Задача -> Согласно фрагменту документа ниже, к поединку с кем готовился Пушкин, занимаясь стрельбой в Михайловском?

Фрагмент документа ->
Как нам известно из биографий Пушкина, в молодости, еще в Петербурге, а особенно во время южной ссылки, он вел жизнь бретера, с легкостью шел на поединки, иногда намеренно дразнил знакомых и незнакомых, нарываясь на неминуемые вызовы, никогда от них не уклоняясь, часто вызывал и сам. Железная палка, о которой уже упоминалось и которая использовалась Пушкиным как гимнастический снаряд, по некоторым свидетельствам, тоже была нужна именно для тренировки руки, обученной держать пистолет. Стрельбой в цель Пушкин занимался еще в Кишиневе — об этом сохранились воспоминания очевидцев. И теперь в Михайловском занятия стрельбой, в которых, судя по поэтическому посланию Пушкина, Вульф тоже принимал участие, проводились не просто так — Пушкин готовился к поединку с известным дуэлистом и бретером Ф. И. Толстым-«американцем».

Предоставленные данные ->
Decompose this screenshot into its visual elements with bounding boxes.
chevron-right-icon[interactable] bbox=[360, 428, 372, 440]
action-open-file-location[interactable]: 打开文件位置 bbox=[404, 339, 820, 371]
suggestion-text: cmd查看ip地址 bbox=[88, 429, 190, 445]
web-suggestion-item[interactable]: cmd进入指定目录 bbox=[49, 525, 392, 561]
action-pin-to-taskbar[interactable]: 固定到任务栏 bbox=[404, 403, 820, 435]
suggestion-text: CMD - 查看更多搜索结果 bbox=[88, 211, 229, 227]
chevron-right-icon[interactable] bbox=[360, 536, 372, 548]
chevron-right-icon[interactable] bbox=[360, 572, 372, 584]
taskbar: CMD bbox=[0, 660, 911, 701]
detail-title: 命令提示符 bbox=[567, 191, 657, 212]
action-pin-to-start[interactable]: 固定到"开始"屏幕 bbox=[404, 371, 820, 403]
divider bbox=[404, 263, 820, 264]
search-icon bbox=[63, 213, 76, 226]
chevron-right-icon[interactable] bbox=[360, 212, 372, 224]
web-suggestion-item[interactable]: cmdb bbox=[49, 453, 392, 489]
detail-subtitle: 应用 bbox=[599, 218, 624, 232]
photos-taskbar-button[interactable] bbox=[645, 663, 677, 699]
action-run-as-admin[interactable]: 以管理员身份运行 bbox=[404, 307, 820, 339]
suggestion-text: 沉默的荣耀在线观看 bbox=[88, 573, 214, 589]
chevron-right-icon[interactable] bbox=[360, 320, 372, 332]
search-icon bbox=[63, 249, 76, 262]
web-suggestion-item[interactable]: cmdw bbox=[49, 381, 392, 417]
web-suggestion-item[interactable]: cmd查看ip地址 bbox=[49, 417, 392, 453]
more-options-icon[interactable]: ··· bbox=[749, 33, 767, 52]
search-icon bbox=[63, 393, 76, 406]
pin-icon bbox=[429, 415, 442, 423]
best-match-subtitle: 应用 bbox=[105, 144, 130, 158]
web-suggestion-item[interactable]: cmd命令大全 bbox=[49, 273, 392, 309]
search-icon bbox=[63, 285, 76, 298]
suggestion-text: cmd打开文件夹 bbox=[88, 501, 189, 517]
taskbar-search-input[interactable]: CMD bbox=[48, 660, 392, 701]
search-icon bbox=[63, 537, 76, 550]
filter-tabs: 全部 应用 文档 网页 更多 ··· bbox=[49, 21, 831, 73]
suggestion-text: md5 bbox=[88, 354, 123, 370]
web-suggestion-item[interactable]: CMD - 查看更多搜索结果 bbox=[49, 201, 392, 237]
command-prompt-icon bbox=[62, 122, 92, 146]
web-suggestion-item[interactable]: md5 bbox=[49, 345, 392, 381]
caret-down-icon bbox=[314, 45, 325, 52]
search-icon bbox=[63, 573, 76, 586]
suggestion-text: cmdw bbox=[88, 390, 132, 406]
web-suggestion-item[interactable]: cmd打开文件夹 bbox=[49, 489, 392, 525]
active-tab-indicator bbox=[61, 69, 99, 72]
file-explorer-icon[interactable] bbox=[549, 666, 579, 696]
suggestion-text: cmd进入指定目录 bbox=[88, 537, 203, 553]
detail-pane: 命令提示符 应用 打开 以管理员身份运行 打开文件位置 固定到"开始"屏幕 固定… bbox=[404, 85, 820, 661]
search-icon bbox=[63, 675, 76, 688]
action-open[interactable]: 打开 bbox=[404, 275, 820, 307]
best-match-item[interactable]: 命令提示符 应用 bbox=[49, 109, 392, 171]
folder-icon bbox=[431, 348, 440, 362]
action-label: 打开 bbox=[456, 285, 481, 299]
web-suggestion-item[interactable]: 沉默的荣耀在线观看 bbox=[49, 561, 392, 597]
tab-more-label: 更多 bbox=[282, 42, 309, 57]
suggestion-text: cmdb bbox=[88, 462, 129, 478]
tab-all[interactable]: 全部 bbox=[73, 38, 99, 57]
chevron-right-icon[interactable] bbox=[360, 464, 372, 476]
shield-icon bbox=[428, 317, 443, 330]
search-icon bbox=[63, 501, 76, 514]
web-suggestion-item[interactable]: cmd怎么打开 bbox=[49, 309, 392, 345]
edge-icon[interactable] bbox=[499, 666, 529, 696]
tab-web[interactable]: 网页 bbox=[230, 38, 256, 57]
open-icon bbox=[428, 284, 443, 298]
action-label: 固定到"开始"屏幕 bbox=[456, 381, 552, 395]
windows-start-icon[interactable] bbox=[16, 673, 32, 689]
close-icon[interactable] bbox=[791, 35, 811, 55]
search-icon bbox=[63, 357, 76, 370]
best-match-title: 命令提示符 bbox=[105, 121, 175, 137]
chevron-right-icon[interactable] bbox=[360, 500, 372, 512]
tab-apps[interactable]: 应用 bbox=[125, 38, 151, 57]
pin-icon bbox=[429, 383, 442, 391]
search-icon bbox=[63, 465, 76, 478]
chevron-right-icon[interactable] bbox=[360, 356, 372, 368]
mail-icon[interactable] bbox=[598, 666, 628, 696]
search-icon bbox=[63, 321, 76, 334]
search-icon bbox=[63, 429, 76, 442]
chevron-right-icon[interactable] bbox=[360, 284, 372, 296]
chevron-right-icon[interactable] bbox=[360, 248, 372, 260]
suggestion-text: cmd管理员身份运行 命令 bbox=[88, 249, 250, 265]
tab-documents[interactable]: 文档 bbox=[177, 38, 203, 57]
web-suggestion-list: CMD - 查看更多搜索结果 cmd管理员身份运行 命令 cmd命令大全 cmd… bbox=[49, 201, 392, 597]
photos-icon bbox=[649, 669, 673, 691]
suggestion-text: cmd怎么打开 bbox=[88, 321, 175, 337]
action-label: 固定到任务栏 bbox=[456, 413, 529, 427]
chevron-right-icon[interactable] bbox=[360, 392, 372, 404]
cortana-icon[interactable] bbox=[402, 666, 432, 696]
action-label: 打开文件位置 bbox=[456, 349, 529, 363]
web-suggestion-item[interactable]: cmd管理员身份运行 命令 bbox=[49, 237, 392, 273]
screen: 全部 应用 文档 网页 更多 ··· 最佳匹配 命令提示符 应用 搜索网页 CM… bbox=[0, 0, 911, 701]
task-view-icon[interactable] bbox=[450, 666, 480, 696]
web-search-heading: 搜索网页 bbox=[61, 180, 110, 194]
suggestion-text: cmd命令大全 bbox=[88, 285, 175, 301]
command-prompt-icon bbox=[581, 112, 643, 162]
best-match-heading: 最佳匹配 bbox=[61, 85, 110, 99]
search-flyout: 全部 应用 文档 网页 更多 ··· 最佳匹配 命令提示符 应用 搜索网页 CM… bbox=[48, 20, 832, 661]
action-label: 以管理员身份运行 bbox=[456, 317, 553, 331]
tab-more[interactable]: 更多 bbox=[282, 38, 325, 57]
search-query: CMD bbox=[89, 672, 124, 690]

Письменное решение -> Пушкин готовился к поединку с известным дуэлистом и бретером Ф. И. Толстым-«американцем».